GOAL OF THE EXERCISE =>
Copy every line of the data in which the word "placeholder" occurs.

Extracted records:
· · ·

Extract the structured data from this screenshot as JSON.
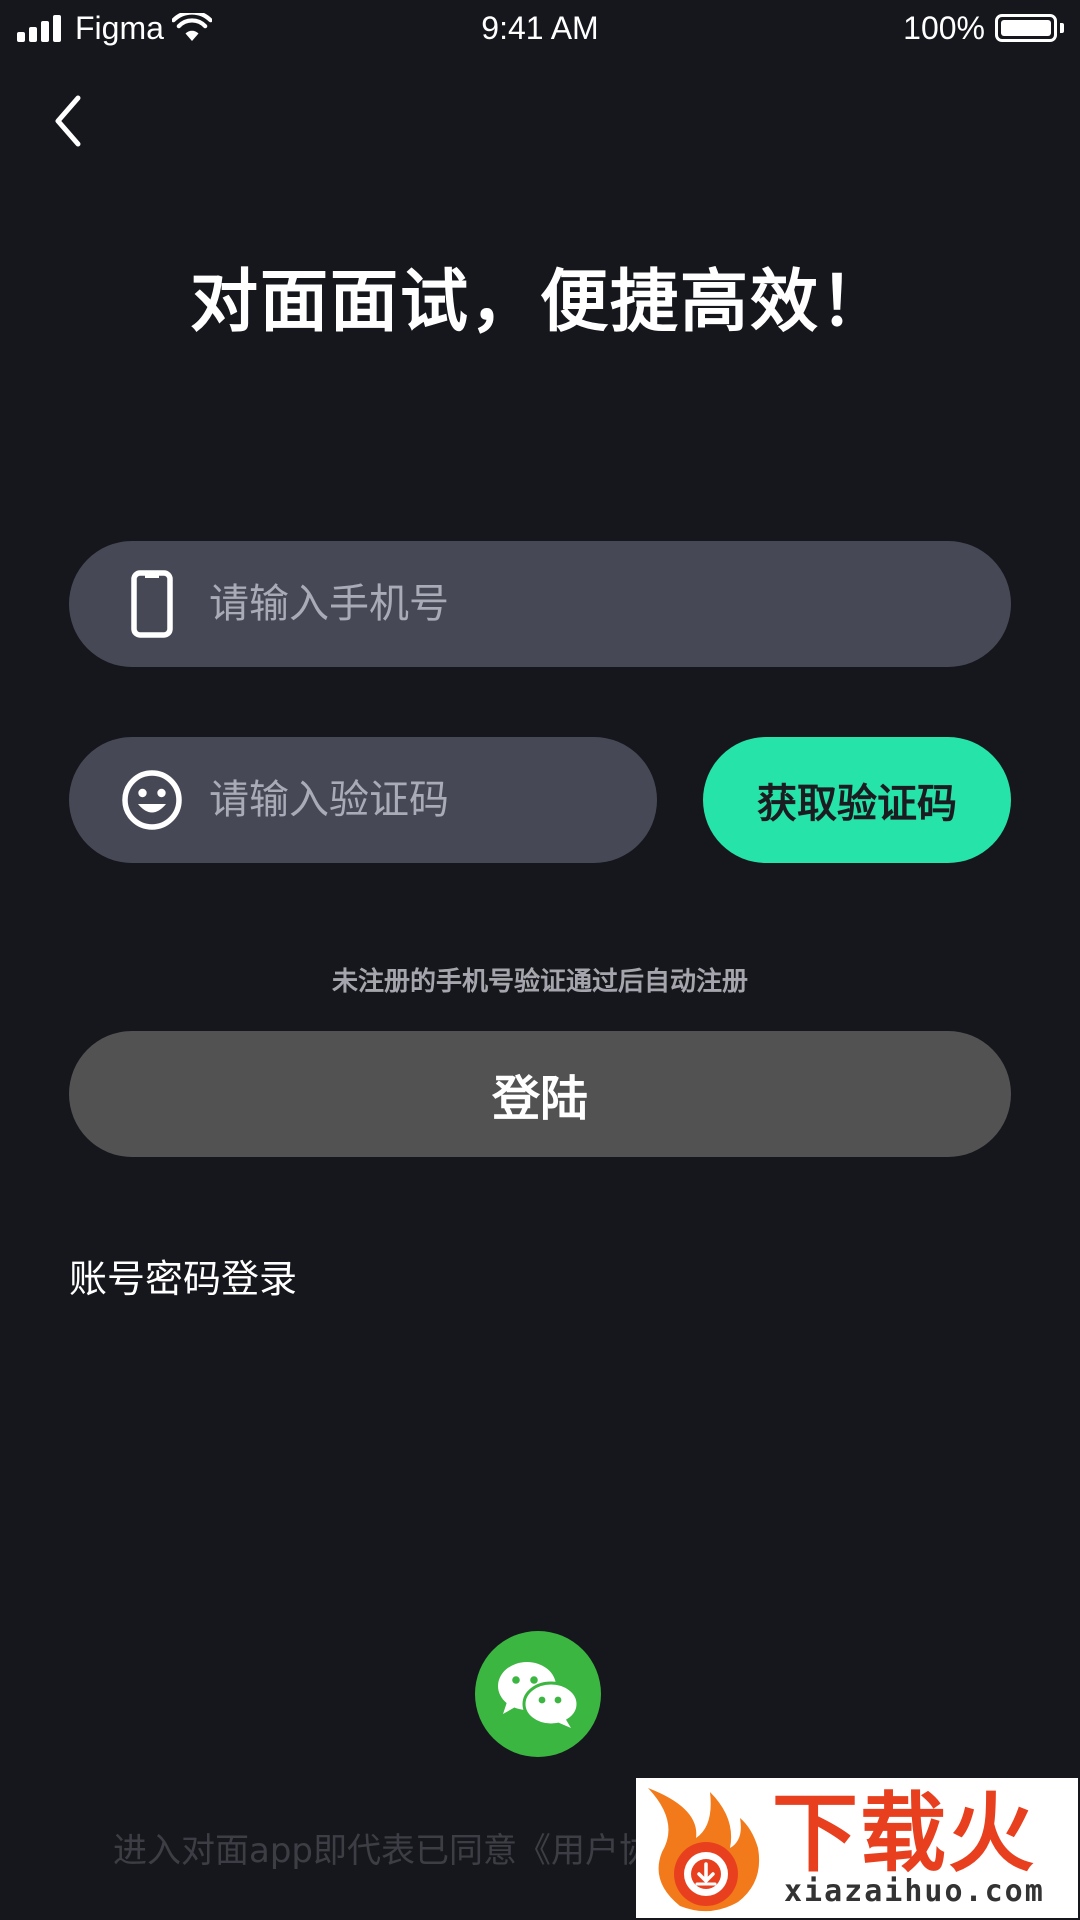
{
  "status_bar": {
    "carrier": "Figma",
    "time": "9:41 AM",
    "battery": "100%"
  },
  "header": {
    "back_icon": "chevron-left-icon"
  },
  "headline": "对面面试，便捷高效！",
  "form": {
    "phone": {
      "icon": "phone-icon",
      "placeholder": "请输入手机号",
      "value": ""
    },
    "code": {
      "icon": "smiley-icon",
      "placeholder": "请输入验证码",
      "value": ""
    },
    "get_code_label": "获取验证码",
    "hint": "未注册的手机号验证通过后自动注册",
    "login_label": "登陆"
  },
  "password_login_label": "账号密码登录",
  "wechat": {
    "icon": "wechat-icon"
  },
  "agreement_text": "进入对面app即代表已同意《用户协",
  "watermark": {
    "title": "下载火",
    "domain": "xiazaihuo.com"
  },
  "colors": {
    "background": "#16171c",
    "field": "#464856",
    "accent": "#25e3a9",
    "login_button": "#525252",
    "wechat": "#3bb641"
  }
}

· · ·

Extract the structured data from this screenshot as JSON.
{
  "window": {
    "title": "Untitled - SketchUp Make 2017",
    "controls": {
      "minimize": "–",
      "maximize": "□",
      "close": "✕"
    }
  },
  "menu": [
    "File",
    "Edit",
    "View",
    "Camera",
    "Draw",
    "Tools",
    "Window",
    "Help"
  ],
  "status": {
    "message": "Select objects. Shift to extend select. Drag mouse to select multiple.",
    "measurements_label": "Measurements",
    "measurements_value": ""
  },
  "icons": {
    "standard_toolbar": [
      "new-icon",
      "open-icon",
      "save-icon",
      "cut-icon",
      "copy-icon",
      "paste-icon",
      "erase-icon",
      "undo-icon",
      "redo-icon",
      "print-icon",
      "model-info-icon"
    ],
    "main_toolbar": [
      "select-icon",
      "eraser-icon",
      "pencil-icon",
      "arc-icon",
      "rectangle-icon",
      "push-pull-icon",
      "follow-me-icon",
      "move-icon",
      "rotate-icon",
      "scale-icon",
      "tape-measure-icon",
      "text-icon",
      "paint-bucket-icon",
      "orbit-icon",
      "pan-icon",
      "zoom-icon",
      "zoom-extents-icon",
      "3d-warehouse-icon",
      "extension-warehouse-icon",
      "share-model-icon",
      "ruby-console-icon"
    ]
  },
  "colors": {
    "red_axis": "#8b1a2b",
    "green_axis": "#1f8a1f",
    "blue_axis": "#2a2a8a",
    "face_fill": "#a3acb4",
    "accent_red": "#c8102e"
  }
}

· · ·

WRITTEN SOLUTION =>
      "placeholder": "请输入手机号",
      "placeholder": "请输入验证码",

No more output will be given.